- Given task -
Extract the lines that carry the string "love" from the listing.

- Extracted entries -
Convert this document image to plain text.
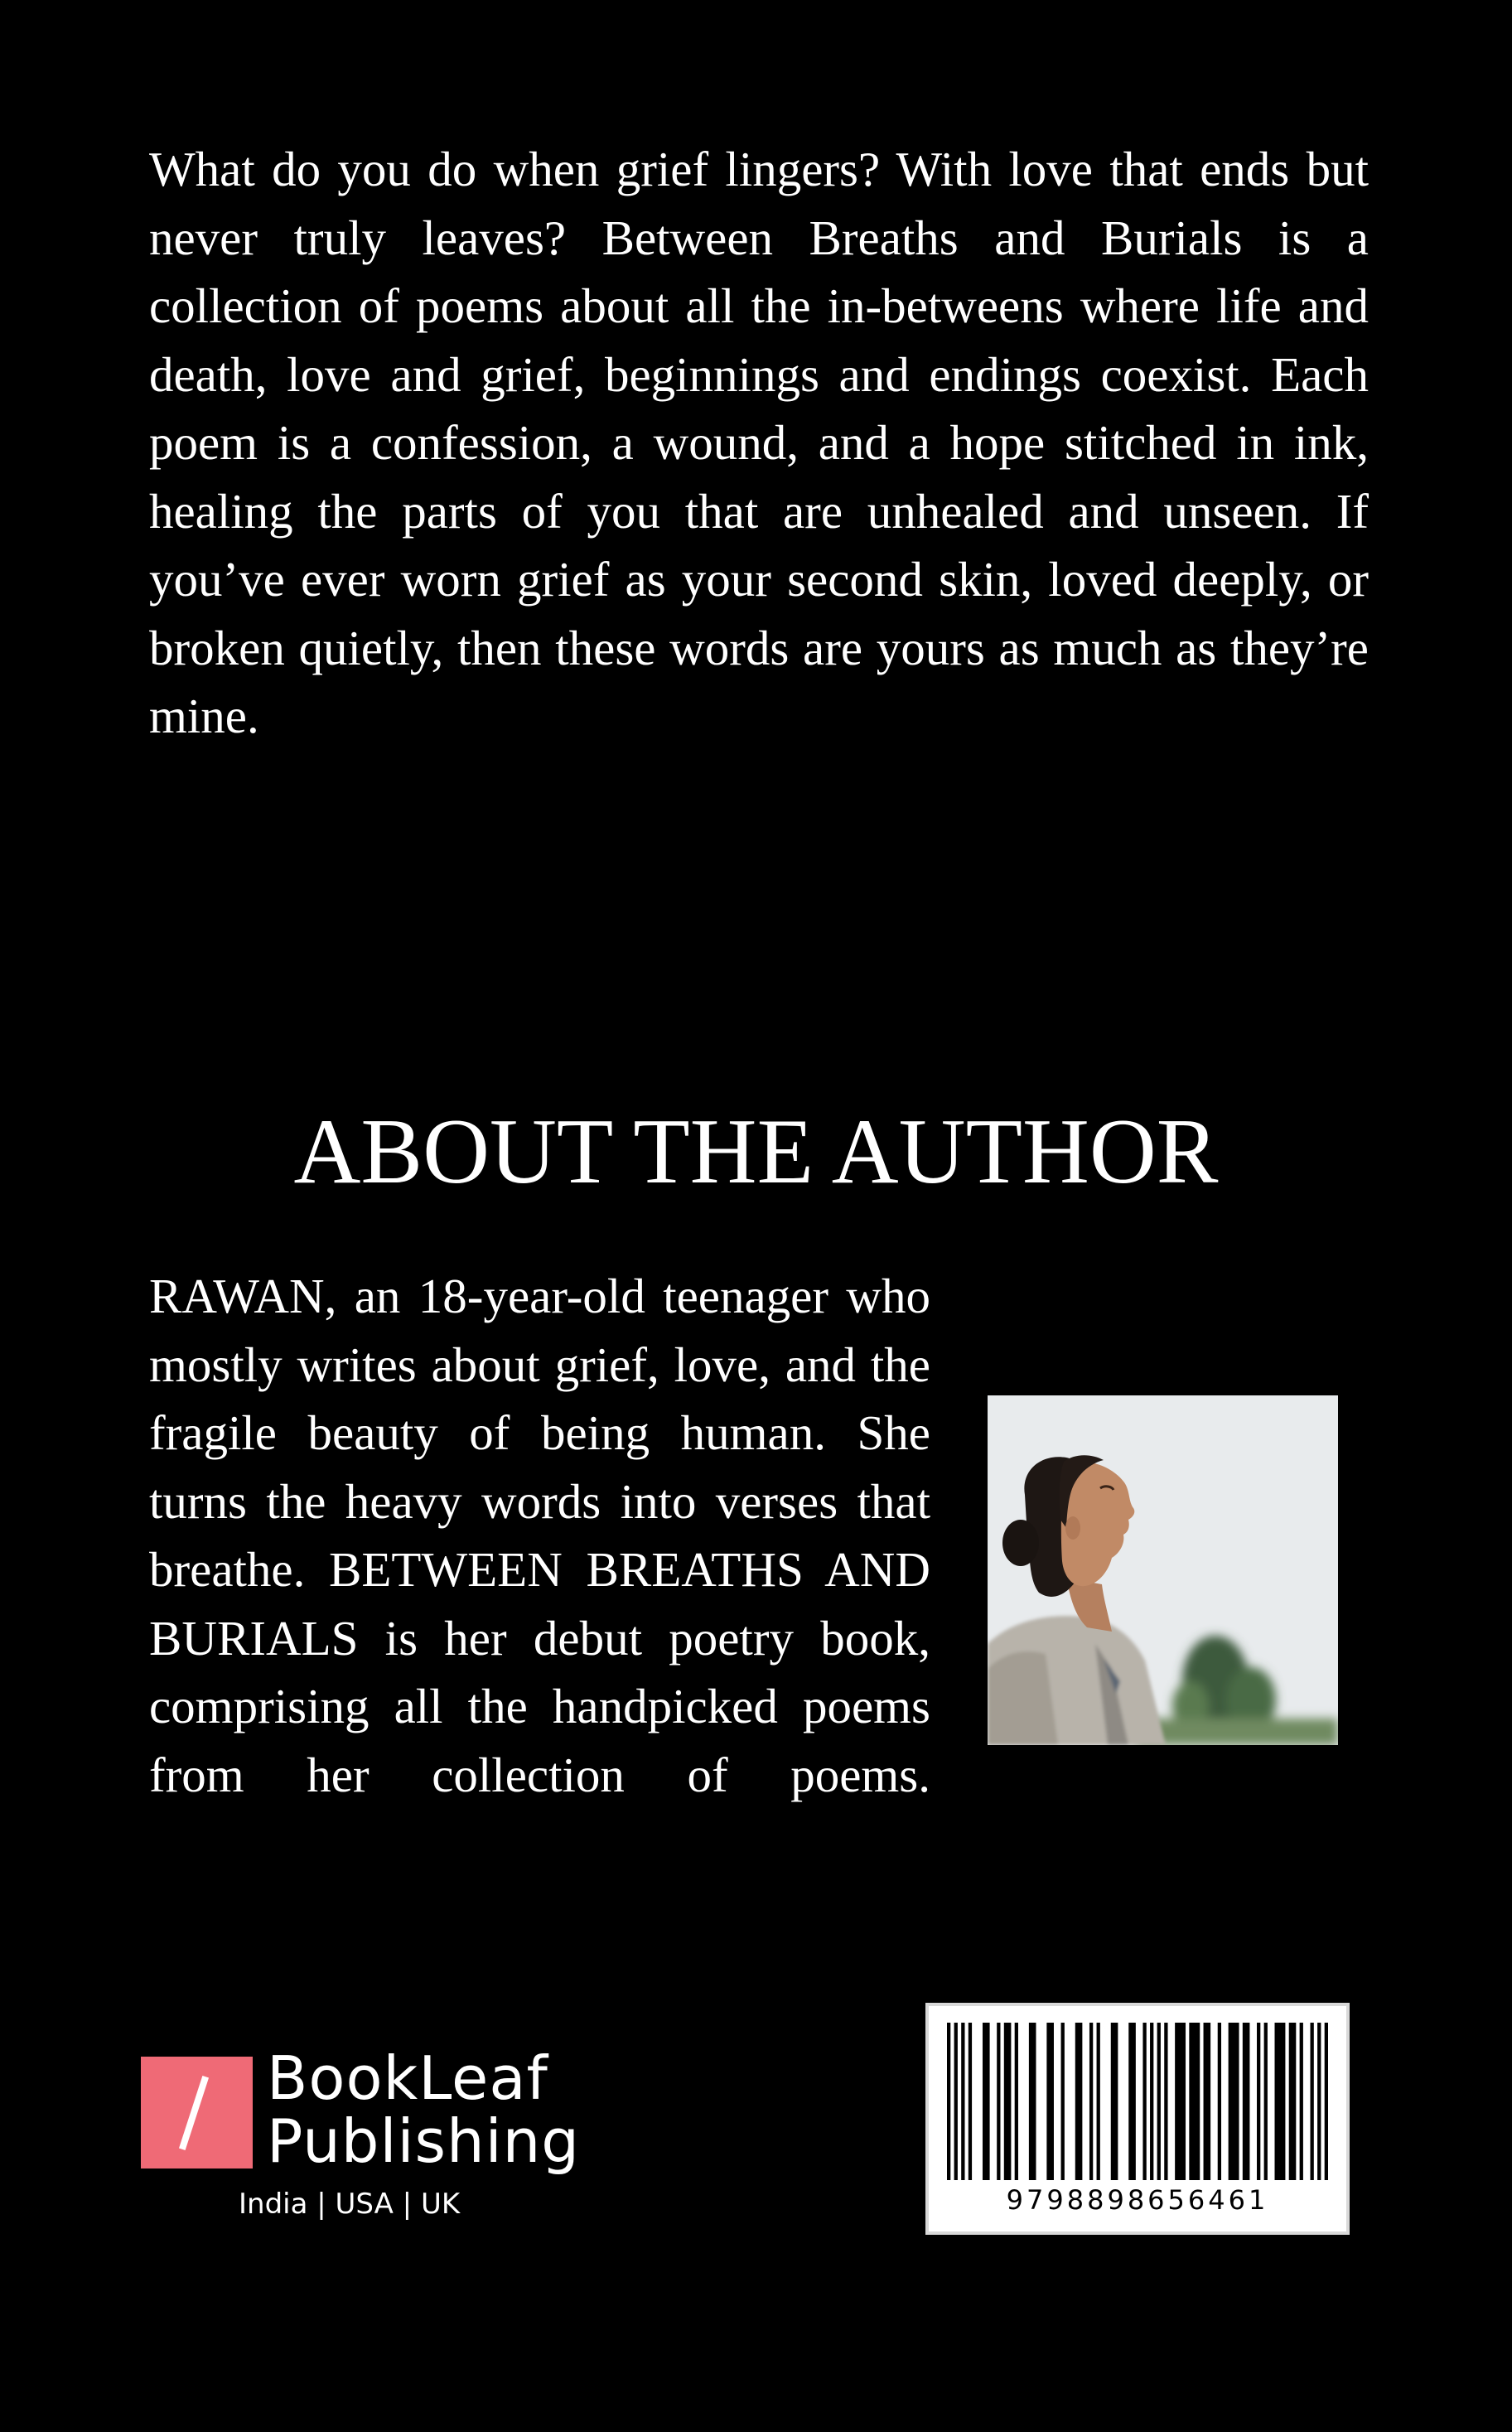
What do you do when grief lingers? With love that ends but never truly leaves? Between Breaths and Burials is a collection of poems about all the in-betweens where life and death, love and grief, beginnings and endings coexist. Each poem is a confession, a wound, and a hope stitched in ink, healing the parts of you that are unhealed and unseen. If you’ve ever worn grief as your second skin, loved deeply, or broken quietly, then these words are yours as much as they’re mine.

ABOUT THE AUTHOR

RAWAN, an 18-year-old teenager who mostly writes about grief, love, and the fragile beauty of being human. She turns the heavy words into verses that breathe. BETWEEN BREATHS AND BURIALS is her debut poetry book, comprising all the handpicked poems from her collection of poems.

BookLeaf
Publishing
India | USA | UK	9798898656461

- Result -
What do you do when grief lingers? With love that ends but never truly leaves? Between Breaths and Burials is a collection of poems about all the in-betweens where life and death, love and grief, beginnings and endings coexist. Each poem is a confession, a wound, and a hope stitched in ink, healing the parts of you that are unhealed and unseen. If you’ve ever worn grief as your second skin, loved deeply, or broken quietly, then these words are yours as much as they’re mine.
RAWAN, an 18-year-old teenager who mostly writes about grief, love, and the fragile beauty of being human. She turns the heavy words into verses that breathe. BETWEEN BREATHS AND BURIALS is her debut poetry book, comprising all the handpicked poems from her collection of poems.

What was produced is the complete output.